**** STUDY TEXT ****

What is PHP? A guide for beginners

The server-side language behind millions of websites

PHP is a popular server-side scripting language used to build dynamic websites and web applications. “Server-side” means the code runs on the server, generates HTML (and often JSON for APIs), and the browser only receives the final result.

PHP is widely used because it’s practical: it’s easy to start with, works great with databases, and powers large ecosystems like WordPress, many CMS platforms, and modern frameworks.

How PHP works (simple explanation)

When someone opens a page, the browser sends a request to your hosting server. PHP executes your application logic, queries the database if needed, and returns a finished response (HTML page, API JSON, file download, etc.).

  • Browser: “Give me /products”
  • Server: runs PHP code (controllers/templates)
  • Database: returns products
  • Server: sends HTML/JSON back to the browser

What PHP is used for

  • Websites: business sites, blogs, landing pages.
  • Online stores: WooCommerce, custom e‑commerce platforms.
  • CMS: WordPress, Drupal, and many others.
  • Web apps: dashboards, CRM systems, internal tools.
  • APIs: backend endpoints for mobile apps and integrations.

If you’re launching a classic website, PHP is often the fastest route from idea to production. For a simple start, many projects run perfectly on shared hosting. If you need more control (custom services, queues, multiple apps), use VPS hosting.

A tiny PHP example (Hello world)

<?php
echo "Hello, PHP!";
?>

That’s the simplest PHP script. In real projects, you’ll handle requests, validate input, query databases, and generate templates.

Working with databases (PDO example)

Most PHP projects use MySQL/MariaDB or PostgreSQL. A safe baseline approach is PDO + prepared statements.

****

WHAT IS REQUIRED — Copy the part of the PHP guide starting with "The server-side language" and going on through "works (simple explanation)", putting "data stores" in place of "databases".

**** STORED DATA ****

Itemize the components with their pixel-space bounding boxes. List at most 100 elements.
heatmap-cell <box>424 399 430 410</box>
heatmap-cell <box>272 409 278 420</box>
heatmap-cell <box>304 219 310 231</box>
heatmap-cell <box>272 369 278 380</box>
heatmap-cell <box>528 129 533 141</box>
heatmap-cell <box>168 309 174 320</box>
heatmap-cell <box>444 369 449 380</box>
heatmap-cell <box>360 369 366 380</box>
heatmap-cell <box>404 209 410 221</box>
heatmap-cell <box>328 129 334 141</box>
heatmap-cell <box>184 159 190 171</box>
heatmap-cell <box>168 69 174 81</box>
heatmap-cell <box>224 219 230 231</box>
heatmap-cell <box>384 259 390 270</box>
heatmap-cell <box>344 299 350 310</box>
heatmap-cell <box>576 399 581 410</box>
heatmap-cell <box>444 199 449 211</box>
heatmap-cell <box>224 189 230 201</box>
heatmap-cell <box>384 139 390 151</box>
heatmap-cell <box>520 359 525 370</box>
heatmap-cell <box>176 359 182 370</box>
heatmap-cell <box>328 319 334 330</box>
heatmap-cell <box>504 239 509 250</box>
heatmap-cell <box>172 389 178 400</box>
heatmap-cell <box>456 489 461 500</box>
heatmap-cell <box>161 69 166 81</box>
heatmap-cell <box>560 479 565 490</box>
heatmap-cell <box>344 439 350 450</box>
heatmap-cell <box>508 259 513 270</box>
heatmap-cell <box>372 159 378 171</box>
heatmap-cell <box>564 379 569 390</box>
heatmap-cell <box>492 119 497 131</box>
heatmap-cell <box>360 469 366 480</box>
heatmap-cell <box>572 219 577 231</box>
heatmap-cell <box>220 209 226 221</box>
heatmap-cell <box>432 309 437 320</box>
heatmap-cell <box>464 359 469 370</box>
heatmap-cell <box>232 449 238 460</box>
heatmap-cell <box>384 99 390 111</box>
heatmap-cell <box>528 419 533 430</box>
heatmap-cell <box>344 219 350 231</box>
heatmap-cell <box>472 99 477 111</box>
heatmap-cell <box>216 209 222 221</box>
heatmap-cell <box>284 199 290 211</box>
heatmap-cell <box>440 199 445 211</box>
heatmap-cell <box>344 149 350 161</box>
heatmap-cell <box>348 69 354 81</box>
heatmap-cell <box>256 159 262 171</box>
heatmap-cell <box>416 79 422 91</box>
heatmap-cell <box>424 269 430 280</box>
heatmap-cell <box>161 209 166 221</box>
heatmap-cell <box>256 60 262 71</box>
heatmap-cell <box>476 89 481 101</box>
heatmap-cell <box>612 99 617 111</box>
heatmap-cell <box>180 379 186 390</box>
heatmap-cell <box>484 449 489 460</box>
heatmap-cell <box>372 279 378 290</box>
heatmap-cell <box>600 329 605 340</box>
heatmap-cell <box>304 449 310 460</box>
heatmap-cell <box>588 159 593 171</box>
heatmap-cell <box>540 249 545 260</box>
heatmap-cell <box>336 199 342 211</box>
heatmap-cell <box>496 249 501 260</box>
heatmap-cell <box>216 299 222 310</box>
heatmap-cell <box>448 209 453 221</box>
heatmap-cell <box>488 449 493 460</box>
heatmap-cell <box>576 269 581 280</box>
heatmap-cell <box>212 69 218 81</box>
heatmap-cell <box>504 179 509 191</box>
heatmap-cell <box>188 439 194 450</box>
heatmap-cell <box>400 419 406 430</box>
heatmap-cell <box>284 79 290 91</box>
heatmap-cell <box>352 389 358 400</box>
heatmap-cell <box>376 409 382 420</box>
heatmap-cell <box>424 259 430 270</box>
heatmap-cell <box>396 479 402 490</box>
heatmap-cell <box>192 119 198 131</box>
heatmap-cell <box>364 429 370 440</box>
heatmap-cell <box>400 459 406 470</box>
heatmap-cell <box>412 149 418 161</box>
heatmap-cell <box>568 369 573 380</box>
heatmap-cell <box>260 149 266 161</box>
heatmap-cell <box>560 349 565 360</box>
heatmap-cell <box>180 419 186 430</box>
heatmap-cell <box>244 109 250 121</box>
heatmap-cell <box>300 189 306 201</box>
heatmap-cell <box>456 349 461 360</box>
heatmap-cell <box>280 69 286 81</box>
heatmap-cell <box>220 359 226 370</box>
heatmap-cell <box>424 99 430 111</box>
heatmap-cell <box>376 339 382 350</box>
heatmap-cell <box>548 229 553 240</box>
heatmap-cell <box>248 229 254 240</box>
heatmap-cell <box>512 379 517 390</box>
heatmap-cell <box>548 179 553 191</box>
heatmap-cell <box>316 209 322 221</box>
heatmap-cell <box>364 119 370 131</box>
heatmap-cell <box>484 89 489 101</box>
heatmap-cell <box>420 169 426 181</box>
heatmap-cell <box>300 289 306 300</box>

****

WRITTEN SOLUTION —
The server-side language behind millions of websites

PHP is a popular server-side scripting language used to build dynamic websites and web applications. “Server-side” means the code runs on the server, generates HTML (and often JSON for APIs), and the browser only receives the final result.

PHP is widely used because it’s practical: it’s easy to start with, works great with data stores, and powers large ecosystems like WordPress, many CMS platforms, and modern frameworks.

How PHP works (simple explanation)